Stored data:
• • •

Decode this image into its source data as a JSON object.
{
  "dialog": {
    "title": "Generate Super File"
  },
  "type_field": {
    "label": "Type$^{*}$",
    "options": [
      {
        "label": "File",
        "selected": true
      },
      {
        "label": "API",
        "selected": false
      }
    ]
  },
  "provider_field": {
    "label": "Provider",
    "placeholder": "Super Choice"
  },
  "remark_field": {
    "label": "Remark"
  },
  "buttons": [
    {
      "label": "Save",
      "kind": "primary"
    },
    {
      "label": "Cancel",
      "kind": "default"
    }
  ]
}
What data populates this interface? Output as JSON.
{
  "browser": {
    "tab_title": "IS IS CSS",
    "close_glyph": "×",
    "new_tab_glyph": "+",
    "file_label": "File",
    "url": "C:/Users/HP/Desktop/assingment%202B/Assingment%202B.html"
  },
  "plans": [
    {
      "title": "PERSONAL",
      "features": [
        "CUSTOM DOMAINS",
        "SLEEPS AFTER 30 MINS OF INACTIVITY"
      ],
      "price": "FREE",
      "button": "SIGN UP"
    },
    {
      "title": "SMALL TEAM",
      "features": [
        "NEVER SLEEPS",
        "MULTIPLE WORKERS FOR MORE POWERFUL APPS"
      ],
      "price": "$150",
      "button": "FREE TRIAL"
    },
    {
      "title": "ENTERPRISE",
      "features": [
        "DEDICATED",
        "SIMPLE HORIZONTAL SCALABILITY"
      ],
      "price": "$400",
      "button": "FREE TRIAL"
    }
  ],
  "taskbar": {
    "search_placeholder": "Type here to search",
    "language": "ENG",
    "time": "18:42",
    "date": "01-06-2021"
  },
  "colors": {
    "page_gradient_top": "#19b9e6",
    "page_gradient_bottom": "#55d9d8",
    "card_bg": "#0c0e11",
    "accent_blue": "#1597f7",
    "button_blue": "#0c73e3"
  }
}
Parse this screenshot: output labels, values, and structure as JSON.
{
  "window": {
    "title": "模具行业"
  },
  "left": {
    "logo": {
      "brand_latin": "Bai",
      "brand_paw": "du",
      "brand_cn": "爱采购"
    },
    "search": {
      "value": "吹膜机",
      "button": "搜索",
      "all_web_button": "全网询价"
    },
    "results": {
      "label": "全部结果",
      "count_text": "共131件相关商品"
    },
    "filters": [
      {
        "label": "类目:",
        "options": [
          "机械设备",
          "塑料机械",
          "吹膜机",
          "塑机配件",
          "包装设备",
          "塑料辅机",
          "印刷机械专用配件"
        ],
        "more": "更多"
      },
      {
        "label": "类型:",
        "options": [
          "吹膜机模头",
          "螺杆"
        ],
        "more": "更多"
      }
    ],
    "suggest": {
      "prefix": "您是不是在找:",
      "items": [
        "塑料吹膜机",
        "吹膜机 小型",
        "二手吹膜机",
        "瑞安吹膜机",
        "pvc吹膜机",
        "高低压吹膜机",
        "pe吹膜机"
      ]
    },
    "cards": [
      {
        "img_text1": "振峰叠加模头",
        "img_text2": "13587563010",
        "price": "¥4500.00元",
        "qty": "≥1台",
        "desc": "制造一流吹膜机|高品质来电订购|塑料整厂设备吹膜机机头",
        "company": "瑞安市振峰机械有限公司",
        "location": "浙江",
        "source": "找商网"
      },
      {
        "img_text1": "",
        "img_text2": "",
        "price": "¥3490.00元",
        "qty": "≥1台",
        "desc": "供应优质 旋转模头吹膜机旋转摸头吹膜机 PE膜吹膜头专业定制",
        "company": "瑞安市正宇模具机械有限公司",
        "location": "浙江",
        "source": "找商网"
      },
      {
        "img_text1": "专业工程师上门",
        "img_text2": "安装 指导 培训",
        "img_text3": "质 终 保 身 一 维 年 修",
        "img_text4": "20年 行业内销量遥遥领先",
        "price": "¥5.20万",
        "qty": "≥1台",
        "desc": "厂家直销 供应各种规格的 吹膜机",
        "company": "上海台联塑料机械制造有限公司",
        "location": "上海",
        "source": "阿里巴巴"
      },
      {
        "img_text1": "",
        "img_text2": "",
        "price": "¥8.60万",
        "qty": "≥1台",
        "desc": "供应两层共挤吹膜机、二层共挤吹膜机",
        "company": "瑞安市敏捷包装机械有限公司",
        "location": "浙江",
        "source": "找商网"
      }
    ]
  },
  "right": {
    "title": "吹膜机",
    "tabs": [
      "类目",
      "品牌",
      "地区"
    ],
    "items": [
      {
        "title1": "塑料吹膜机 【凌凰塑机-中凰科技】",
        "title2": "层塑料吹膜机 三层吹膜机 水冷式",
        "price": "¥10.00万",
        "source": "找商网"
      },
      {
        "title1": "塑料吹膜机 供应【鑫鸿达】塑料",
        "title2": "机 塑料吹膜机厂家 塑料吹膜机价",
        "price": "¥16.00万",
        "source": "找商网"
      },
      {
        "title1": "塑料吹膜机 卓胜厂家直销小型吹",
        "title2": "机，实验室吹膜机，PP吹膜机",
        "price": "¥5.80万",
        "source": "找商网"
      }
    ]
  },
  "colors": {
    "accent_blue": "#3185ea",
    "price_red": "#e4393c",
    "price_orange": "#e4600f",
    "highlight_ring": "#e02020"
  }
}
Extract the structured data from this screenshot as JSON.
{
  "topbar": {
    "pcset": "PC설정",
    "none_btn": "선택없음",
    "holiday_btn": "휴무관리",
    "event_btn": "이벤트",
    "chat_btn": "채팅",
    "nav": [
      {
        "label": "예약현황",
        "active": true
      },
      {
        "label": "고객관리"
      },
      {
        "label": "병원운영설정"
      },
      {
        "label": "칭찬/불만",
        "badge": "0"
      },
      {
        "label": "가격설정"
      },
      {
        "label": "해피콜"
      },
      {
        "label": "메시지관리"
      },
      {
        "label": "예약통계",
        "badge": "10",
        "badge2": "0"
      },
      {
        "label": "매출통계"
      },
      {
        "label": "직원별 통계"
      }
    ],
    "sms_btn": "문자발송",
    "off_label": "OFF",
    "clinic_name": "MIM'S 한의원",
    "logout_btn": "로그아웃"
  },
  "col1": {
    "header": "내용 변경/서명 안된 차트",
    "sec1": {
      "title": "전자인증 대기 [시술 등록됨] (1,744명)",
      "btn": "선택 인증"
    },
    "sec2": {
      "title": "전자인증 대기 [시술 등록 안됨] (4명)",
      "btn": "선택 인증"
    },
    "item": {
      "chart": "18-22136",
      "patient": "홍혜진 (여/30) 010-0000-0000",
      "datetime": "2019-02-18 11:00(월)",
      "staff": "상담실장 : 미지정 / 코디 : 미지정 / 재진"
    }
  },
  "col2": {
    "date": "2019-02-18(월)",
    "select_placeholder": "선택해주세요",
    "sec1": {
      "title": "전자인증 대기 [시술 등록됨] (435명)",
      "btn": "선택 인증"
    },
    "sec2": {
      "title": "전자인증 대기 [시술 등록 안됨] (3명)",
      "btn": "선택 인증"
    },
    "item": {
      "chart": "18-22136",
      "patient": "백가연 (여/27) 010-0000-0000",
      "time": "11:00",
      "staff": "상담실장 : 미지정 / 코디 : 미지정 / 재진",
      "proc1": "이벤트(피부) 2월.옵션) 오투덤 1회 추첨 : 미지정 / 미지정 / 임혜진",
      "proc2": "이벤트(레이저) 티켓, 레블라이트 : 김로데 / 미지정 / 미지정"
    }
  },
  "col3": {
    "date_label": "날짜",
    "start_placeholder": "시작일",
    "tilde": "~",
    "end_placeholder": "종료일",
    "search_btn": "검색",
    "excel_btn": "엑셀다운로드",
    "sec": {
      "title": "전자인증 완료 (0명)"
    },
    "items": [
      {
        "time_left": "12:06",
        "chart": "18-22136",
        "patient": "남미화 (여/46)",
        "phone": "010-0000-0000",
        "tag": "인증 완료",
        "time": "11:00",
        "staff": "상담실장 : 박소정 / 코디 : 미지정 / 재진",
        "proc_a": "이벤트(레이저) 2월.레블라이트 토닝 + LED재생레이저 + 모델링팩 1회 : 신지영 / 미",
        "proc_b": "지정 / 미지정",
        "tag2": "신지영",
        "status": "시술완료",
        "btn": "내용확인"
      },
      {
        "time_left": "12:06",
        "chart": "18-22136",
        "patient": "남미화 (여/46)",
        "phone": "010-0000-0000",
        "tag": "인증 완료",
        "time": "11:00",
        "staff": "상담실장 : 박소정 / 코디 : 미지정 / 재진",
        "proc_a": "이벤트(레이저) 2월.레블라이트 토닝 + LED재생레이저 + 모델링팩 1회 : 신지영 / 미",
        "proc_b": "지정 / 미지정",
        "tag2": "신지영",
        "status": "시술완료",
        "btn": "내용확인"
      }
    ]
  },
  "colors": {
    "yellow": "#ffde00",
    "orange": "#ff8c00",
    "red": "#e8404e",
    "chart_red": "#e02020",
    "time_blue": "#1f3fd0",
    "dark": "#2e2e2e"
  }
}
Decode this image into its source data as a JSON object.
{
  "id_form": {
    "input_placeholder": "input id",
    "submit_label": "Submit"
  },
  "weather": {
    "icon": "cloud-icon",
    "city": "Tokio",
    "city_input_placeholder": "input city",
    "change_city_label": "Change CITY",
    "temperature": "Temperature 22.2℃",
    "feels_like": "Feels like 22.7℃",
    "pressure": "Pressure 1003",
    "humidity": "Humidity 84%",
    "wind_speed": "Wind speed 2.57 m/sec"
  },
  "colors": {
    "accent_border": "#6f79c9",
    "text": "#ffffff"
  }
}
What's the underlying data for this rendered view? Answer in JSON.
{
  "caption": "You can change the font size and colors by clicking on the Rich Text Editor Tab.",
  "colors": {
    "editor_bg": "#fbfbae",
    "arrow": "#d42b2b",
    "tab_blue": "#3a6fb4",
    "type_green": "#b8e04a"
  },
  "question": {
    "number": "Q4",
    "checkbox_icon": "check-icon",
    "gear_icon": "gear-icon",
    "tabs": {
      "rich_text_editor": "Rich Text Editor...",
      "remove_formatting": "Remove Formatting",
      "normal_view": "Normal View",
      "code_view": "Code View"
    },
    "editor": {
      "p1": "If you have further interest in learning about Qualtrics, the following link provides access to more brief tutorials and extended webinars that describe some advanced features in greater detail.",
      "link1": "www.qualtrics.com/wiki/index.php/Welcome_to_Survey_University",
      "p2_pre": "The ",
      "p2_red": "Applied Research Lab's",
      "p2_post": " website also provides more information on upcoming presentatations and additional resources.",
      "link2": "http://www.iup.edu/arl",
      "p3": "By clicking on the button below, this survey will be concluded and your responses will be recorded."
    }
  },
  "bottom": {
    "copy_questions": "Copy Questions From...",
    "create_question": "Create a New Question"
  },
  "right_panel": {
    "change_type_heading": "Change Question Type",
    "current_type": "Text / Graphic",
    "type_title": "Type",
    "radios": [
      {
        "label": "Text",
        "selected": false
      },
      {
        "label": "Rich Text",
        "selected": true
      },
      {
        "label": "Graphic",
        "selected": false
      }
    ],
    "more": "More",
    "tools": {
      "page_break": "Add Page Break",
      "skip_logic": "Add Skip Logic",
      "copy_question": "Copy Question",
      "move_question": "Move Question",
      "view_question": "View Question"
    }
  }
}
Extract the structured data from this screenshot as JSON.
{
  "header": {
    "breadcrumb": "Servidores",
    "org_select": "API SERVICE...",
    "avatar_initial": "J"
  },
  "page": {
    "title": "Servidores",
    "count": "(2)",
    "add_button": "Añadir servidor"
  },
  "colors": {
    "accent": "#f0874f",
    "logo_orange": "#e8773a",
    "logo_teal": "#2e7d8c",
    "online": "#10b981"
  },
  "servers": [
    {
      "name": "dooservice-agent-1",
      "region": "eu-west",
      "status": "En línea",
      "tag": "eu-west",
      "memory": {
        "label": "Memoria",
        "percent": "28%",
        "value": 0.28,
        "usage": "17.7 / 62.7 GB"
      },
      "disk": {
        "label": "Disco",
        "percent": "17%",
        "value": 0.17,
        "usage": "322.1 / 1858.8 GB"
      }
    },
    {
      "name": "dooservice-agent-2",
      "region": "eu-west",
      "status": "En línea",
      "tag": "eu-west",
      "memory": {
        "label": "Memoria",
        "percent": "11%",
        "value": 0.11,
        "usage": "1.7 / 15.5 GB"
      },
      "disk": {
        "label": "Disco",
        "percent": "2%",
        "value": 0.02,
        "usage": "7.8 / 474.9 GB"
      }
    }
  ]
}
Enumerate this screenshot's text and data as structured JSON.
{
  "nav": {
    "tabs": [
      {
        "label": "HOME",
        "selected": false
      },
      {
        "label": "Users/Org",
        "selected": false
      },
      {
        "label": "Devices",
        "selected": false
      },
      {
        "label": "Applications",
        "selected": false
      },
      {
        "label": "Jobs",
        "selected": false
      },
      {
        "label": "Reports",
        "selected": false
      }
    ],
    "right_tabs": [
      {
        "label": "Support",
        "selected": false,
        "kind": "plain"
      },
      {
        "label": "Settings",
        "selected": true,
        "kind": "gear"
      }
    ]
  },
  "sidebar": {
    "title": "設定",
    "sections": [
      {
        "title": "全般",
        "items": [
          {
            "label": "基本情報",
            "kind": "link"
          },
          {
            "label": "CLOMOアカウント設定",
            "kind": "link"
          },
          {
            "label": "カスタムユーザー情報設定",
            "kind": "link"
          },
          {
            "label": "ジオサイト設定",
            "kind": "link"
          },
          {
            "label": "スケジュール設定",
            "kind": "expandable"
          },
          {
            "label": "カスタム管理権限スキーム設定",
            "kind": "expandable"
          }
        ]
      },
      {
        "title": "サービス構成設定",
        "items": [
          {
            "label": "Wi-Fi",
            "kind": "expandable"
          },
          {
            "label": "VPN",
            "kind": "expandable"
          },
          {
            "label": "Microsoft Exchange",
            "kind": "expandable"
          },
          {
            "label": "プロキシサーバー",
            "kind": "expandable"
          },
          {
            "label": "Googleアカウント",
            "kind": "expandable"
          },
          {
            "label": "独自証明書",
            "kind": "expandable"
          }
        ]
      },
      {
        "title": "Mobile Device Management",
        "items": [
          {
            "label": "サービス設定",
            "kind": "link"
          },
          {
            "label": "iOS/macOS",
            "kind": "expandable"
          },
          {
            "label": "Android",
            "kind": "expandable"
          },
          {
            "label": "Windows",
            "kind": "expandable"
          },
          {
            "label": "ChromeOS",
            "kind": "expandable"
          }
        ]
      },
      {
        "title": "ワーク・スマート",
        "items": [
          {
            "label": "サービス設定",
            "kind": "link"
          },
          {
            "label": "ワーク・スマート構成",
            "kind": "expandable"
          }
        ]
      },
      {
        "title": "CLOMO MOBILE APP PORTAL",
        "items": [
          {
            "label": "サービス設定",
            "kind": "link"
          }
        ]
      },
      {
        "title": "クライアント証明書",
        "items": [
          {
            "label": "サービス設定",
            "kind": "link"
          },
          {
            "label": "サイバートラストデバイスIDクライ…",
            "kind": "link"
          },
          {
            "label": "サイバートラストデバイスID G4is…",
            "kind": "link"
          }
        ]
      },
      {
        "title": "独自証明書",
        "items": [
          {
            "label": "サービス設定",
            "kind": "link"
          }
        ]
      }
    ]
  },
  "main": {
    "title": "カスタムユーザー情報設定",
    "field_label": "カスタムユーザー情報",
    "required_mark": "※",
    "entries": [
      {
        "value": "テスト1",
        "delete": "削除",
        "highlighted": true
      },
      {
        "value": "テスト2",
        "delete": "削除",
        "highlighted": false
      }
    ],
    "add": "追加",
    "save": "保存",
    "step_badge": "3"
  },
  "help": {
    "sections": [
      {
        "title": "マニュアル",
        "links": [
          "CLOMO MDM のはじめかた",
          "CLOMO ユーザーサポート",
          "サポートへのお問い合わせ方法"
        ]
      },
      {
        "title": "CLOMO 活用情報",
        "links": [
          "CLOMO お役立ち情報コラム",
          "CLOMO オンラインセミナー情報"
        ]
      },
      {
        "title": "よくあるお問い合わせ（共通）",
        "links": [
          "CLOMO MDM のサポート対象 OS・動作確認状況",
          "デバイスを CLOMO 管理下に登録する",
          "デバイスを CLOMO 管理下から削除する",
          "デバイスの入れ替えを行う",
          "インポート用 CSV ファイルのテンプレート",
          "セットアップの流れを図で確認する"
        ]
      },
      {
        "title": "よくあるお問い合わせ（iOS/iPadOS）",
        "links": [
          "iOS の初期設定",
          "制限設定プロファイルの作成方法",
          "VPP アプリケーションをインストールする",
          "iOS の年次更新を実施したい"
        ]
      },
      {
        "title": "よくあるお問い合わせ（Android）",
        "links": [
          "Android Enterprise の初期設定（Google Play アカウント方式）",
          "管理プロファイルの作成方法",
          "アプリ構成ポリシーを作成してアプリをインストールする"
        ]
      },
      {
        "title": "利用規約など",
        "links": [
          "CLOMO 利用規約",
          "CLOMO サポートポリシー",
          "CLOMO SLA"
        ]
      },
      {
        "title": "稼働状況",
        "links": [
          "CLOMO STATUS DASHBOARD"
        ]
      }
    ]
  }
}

• • •

Task instructions: Looking at the data above, show all lines where the word "icon" occurs.

Problem solution:
    "icon": "cloud-icon",
    "checkbox_icon": "check-icon",
    "gear_icon": "gear-icon",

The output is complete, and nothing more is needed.